=== Document segment ===

If invaders are selected to have traits associated with better dispersal ability, islands might contain a non-native biota that is unbalanced in its functional composition (Lomolino 1984; Negoita et al. 2016; Ottaviani et al. 2020). Colonization of new habitats is promoted by allocating more resources to reproduction (Lloret et al. 2005; Hayes and Barry 2008) while investing in vegetative growth favours population persistence after colonisation (Bellingham and Sparrow 2000; Lloret et al. 2005). For instance, a good disperser might invest in a large number of seeds, to maximize chances of colonization, while reducing seed size and mass (Cody and Overton 1996; Burns 2019; Schrader et al. 2021b). However, smaller, lighter seeds result in fewer resources available to support a new individual’s growth (Moles and Westoby 2004, 2006; Butler et al. 2007; Hodgson et al. 2020). If the non-native plants that colonise islands invest disproportionately in dispersal, they may lack traits associated with competitive ability and vegetative persistence.
Islands vary greatly in their characteristics, which may favour non-native species with certain functional traits. For instance, large, topographically complex islands contain more species (MacArthur and Wilson 1967; Lomolino 2000; Triantis and Sfenthourakis 2012; Tjørve and Tjørve 2017), resulting in these islands having a greater variety of functional traits. However, islands can also be variably disturbed. For instance, islands disturbed frequently by salt spray, storms and waves (Abbott 1977), might favour species better adapted to rugged coastal environments. Conversely, frequent and intense anthropogenic disturbances typically favour generalist species (i.e. species that can occupy a range of habitats) (Moles et al. 2012; Blackburn et al. 2016; Irl et al. 2021), including generalist non-native species (Marvier et al. 2004).

=== Stored data ===

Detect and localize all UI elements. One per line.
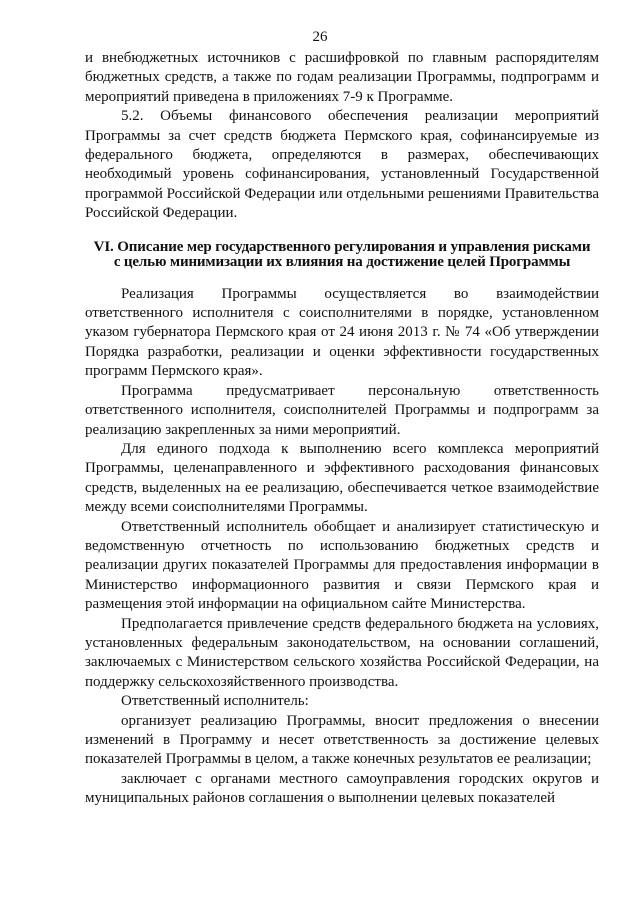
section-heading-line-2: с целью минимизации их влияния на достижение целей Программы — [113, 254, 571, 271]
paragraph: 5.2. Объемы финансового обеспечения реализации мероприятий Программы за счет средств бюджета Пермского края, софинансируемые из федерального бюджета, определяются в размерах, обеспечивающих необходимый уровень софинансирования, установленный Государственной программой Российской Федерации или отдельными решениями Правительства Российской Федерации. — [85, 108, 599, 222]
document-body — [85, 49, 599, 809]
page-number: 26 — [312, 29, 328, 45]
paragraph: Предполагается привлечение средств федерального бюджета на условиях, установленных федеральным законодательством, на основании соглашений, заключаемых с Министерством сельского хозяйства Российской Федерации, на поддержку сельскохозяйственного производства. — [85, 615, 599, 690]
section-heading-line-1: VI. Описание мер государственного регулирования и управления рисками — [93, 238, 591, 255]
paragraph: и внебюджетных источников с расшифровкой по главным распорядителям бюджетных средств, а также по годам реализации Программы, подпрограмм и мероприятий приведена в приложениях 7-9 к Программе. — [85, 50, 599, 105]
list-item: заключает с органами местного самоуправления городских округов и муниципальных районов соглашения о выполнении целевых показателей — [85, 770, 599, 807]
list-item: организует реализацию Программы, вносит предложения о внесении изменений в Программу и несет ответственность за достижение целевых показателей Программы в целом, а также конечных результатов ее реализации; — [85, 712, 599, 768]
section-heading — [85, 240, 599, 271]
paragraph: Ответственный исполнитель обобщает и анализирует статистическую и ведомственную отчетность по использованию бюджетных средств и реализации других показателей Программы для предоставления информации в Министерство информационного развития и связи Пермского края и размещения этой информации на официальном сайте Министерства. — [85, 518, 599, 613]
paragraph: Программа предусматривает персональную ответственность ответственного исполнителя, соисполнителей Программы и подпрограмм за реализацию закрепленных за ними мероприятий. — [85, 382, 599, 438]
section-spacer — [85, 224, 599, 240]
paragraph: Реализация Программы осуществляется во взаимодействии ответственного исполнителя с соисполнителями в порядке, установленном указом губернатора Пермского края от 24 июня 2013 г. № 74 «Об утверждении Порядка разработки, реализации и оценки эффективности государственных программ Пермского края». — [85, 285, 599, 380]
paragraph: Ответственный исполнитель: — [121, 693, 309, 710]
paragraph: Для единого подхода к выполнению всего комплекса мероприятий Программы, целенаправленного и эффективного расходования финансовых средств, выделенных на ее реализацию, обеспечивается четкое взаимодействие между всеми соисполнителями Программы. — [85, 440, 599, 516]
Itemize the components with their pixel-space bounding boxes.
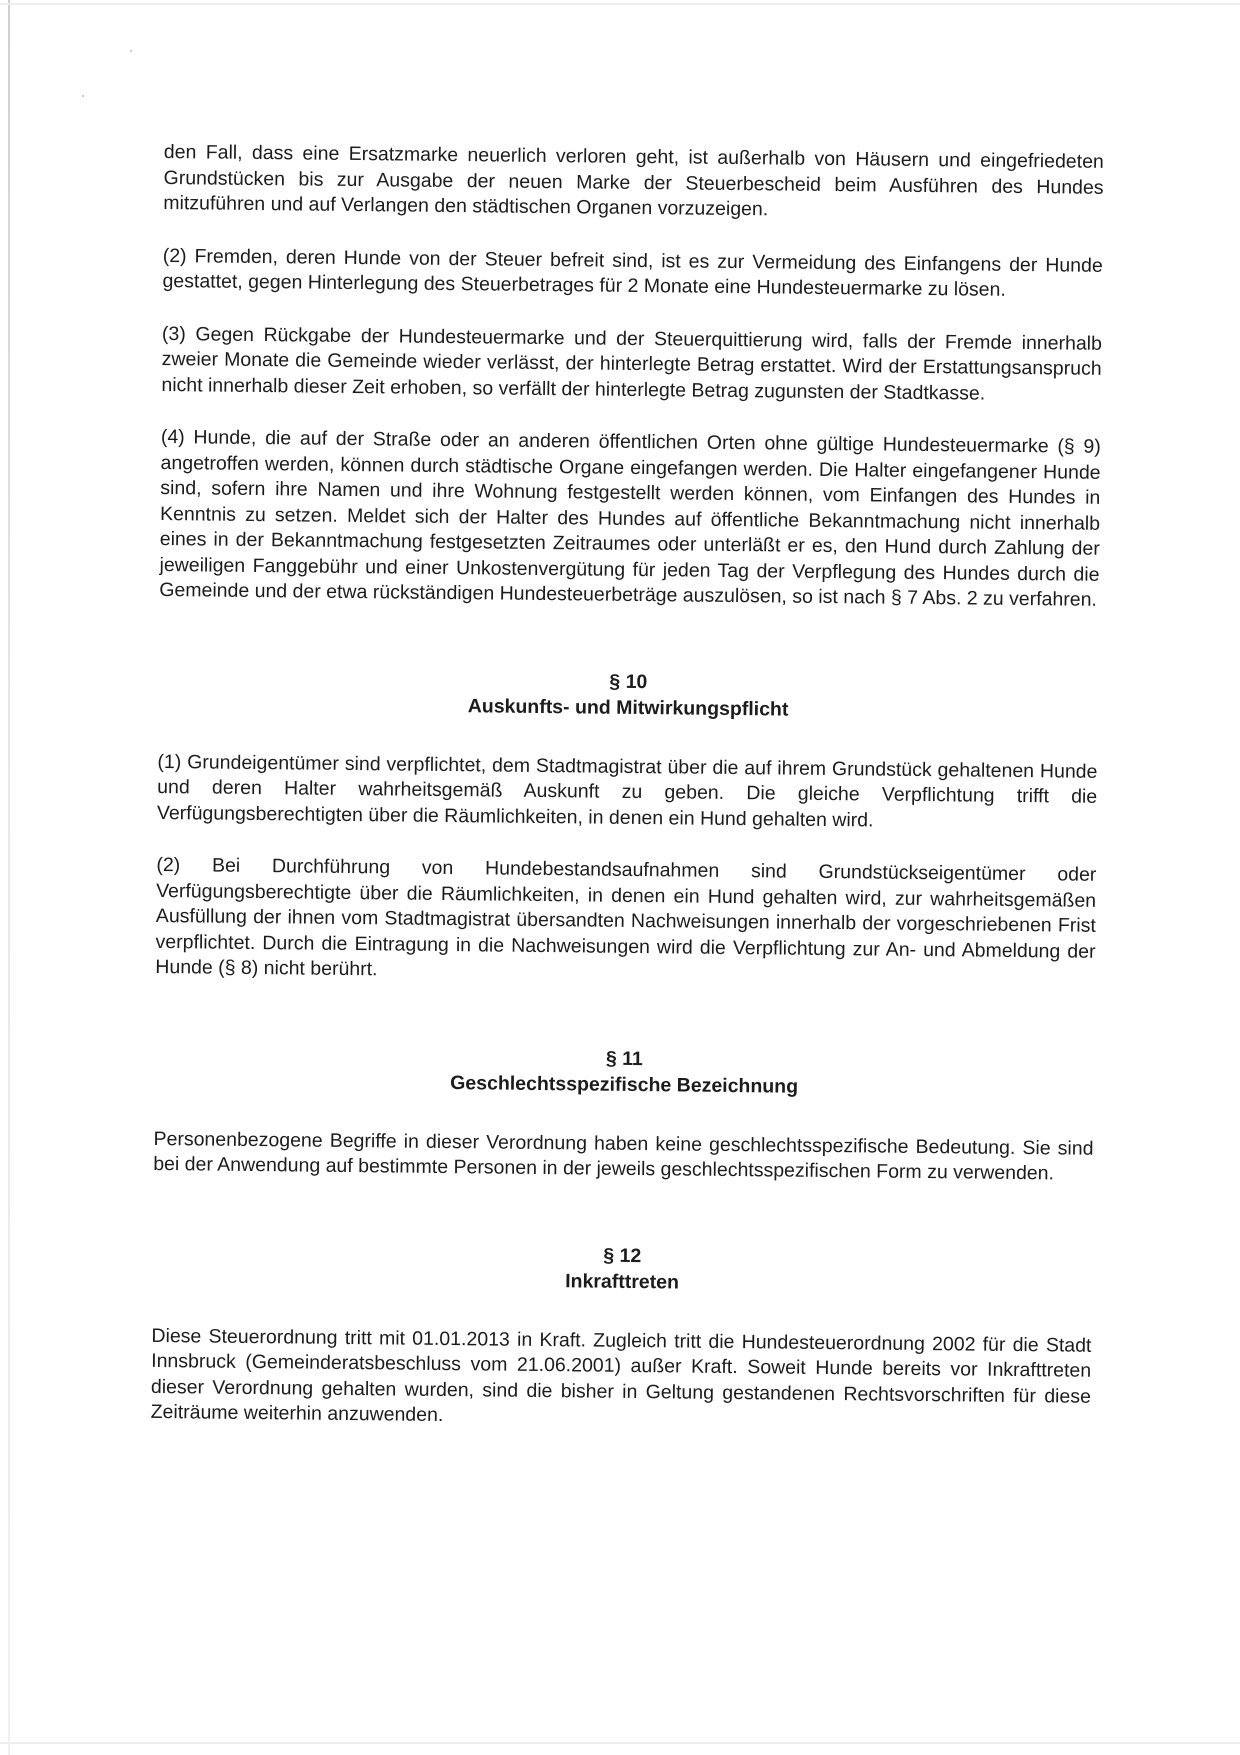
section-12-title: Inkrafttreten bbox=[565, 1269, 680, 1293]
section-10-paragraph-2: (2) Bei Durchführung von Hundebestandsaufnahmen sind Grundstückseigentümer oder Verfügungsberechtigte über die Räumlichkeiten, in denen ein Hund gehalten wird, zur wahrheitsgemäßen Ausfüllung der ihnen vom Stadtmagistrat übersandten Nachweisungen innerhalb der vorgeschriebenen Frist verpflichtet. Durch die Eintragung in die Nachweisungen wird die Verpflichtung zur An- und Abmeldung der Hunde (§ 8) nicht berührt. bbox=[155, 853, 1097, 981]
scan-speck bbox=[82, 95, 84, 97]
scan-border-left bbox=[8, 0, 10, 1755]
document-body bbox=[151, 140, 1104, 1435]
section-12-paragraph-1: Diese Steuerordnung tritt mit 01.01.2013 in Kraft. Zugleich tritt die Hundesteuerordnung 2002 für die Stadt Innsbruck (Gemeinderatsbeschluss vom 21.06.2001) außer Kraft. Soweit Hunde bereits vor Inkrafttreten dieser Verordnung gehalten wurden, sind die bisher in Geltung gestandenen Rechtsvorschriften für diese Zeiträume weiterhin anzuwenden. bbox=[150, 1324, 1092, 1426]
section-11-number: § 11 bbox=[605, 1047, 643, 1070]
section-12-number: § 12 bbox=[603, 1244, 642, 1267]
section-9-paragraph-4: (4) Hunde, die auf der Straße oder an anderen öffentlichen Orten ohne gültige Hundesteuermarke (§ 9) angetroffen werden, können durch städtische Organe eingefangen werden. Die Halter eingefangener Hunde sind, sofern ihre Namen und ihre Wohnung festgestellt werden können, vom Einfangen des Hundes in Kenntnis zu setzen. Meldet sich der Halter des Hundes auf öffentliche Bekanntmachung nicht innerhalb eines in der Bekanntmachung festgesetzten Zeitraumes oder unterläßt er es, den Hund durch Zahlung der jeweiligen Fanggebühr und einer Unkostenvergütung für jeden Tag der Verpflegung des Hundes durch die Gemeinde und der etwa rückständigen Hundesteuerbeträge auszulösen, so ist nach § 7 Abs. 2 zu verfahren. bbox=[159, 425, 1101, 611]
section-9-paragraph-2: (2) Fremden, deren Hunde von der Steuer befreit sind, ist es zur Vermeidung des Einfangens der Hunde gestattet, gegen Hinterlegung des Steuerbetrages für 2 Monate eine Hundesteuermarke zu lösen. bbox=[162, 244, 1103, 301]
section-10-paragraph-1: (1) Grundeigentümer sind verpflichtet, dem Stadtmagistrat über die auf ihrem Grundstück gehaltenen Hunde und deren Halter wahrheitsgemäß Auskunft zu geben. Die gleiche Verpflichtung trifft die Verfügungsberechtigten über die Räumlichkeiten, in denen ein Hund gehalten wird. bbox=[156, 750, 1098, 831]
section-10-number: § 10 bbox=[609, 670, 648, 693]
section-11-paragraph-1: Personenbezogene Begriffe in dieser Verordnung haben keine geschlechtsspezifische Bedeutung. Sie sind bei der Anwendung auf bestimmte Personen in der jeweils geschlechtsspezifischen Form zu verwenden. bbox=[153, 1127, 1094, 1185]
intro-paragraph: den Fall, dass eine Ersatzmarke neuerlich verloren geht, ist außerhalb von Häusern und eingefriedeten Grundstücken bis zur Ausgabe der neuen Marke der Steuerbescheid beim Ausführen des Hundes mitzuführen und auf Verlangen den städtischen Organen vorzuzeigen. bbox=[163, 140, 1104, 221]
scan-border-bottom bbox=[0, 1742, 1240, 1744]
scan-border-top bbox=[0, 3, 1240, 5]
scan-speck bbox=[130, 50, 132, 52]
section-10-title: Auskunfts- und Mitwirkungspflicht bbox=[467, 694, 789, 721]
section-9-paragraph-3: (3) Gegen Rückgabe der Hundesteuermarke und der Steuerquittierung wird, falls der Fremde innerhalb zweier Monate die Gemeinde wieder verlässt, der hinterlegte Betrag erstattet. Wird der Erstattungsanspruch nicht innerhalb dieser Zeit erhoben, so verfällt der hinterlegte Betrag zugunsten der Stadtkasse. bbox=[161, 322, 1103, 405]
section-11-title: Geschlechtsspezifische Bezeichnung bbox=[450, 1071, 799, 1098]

===

[Required work]:
Copy the passage on non-native plants on islands word for word, starting at "Islands vary greatly" and ending at "et al. 2004).".

[Finished task]:
Islands vary greatly in their characteristics, which may favour non-native species with certain functional traits. For instance, large, topographically complex islands contain more species (MacArthur and Wilson 1967; Lomolino 2000; Triantis and Sfenthourakis 2012; Tjørve and Tjørve 2017), resulting in these islands having a greater variety of functional traits. However, islands can also be variably disturbed. For instance, islands disturbed frequently by salt spray, storms and waves (Abbott 1977), might favour species better adapted to rugged coastal environments. Conversely, frequent and intense anthropogenic disturbances typically favour generalist species (i.e. species that can occupy a range of habitats) (Moles et al. 2012; Blackburn et al. 2016; Irl et al. 2021), including generalist non-native species (Marvier et al. 2004).